**WORK INSTRUCTIONS**: Your answer is a single number: how many lines hold the word "超声处理"?
start
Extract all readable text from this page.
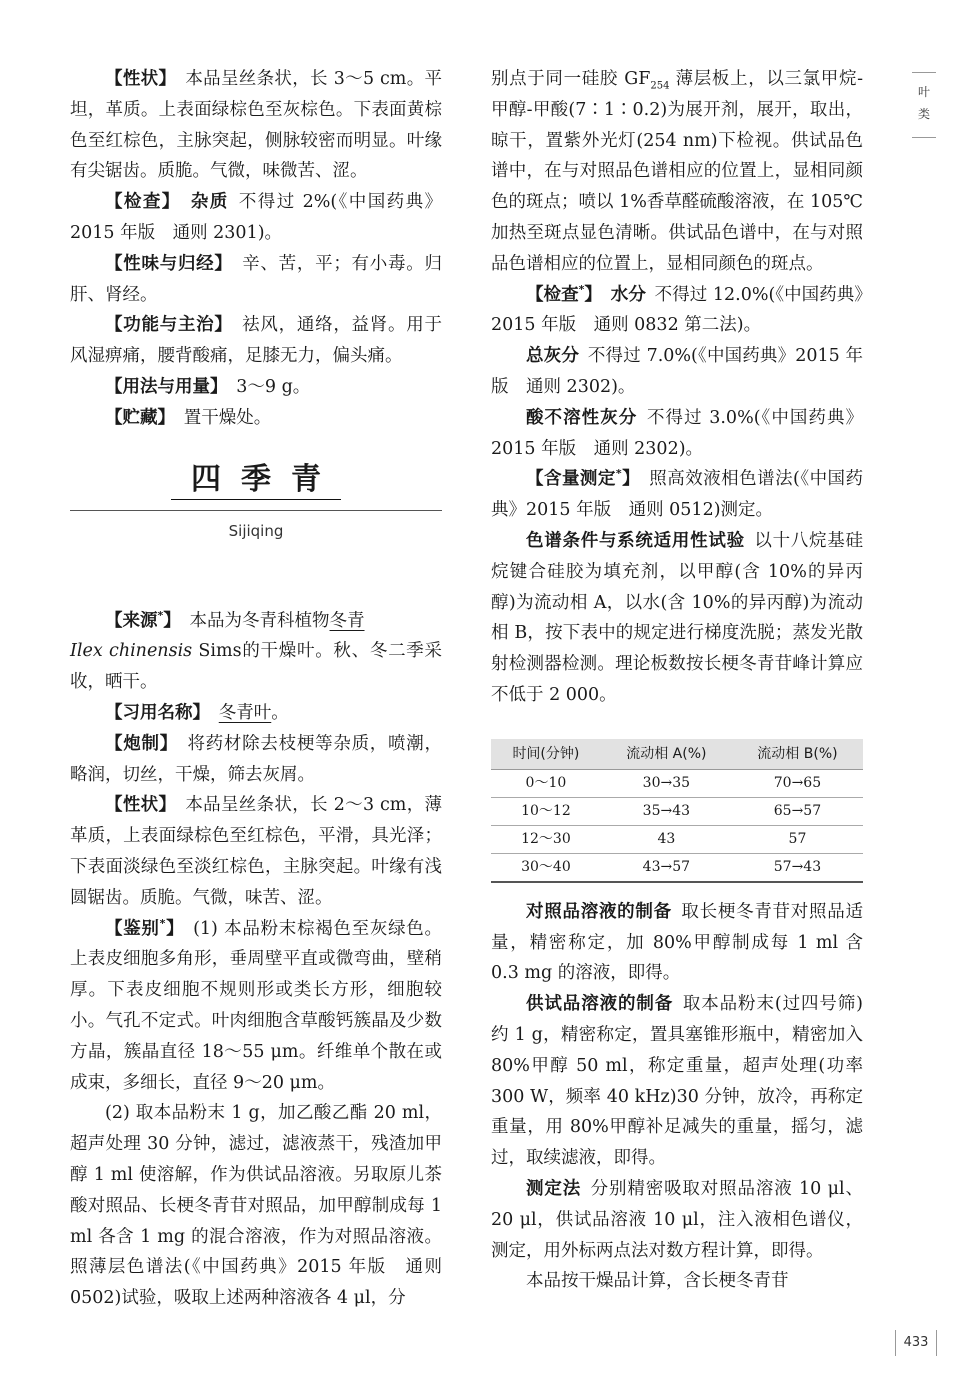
叶
类

【性状】  本品呈丝条状，长 3～5 cm。平坦，革质。上表面绿棕色至灰棕色。下表面黄棕色至红棕色，主脉突起，侧脉较密而明显。叶缘有尖锯齿。质脆。气微，味微苦、涩。

【检查】  杂质  不得过 2%(《中国药典》2015 年版　通则 2301)。

【性味与归经】  辛、苦，平；有小毒。归肝、肾经。

【功能与主治】  祛风，通络，益肾。用于风湿痹痛，腰背酸痛，足膝无力，偏头痛。

【用法与用量】  3～9 g。

【贮藏】  置干燥处。

四季青
Sijiqing

【来源*】  本品为冬青科植物冬青
Ilex chinensis Sims的干燥叶。秋、冬二季采收，晒干。

【习用名称】  冬青叶。

【炮制】  将药材除去枝梗等杂质，喷潮，略润，切丝，干燥，筛去灰屑。

【性状】  本品呈丝条状，长 2～3 cm，薄革质，上表面绿棕色至红棕色，平滑，具光泽；下表面淡绿色至淡红棕色，主脉突起。叶缘有浅圆锯齿。质脆。气微，味苦、涩。

【鉴别*】  (1) 本品粉末棕褐色至灰绿色。上表皮细胞多角形，垂周壁平直或微弯曲，壁稍厚。下表皮细胞不规则形或类长方形，细胞较小。气孔不定式。叶肉细胞含草酸钙簇晶及少数方晶，簇晶直径 18～55 μm。纤维单个散在或成束，多细长，直径 9～20 μm。

(2) 取本品粉末 1 g，加乙酸乙酯 20 ml，超声处理 30 分钟，滤过，滤液蒸干，残渣加甲醇 1 ml 使溶解，作为供试品溶液。另取原儿茶酸对照品、长梗冬青苷对照品，加甲醇制成每 1 ml 各含 1 mg 的混合溶液，作为对照品溶液。照薄层色谱法(《中国药典》2015 年版　通则 0502)试验，吸取上述两种溶液各 4 μl，分

别点于同一硅胶 $GF_{254}$ 薄层板上，以三氯甲烷-甲醇-甲酸(7∶1∶0.2)为展开剂，展开，取出，晾干，置紫外光灯(254 nm)下检视。供试品色谱中，在与对照品色谱相应的位置上，显相同颜色的斑点；喷以 1%香草醛硫酸溶液，在 105℃加热至斑点显色清晰。供试品色谱中，在与对照品色谱相应的位置上，显相同颜色的斑点。

【检查*】  水分  不得过 12.0%(《中国药典》2015 年版　通则 0832 第二法)。

总灰分  不得过 7.0%(《中国药典》2015 年版　通则 2302)。

酸不溶性灰分  不得过 3.0%(《中国药典》2015 年版　通则 2302)。

【含量测定*】  照高效液相色谱法(《中国药典》2015 年版　通则 0512)测定。

色谱条件与系统适用性试验  以十八烷基硅烷键合硅胶为填充剂，以甲醇(含 10%的异丙醇)为流动相 A，以水(含 10%的异丙醇)为流动相 B，按下表中的规定进行梯度洗脱；蒸发光散射检测器检测。理论板数按长梗冬青苷峰计算应不低于 2 000。

时间(分钟)	流动相 A(%)	流动相 B(%)
0～10	30→35	70→65
10～12	35→43	65→57
12～30	43	57
30～40	43→57	57→43

对照品溶液的制备  取长梗冬青苷对照品适量，精密称定，加 80%甲醇制成每 1 ml 含 0.3 mg 的溶液，即得。

供试品溶液的制备  取本品粉末(过四号筛)约 1 g，精密称定，置具塞锥形瓶中，精密加入 80%甲醇 50 ml，称定重量，超声处理(功率 300 W，频率 40 kHz)30 分钟，放冷，再称定重量，用 80%甲醇补足减失的重量，摇匀，滤过，取续滤液，即得。

测定法  分别精密吸取对照品溶液 10 μl、20 μl，供试品溶液 10 μl，注入液相色谱仪，测定，用外标两点法对数方程计算，即得。

本品按干燥品计算，含长梗冬青苷

433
end
**FINISHED ANSWER**: 2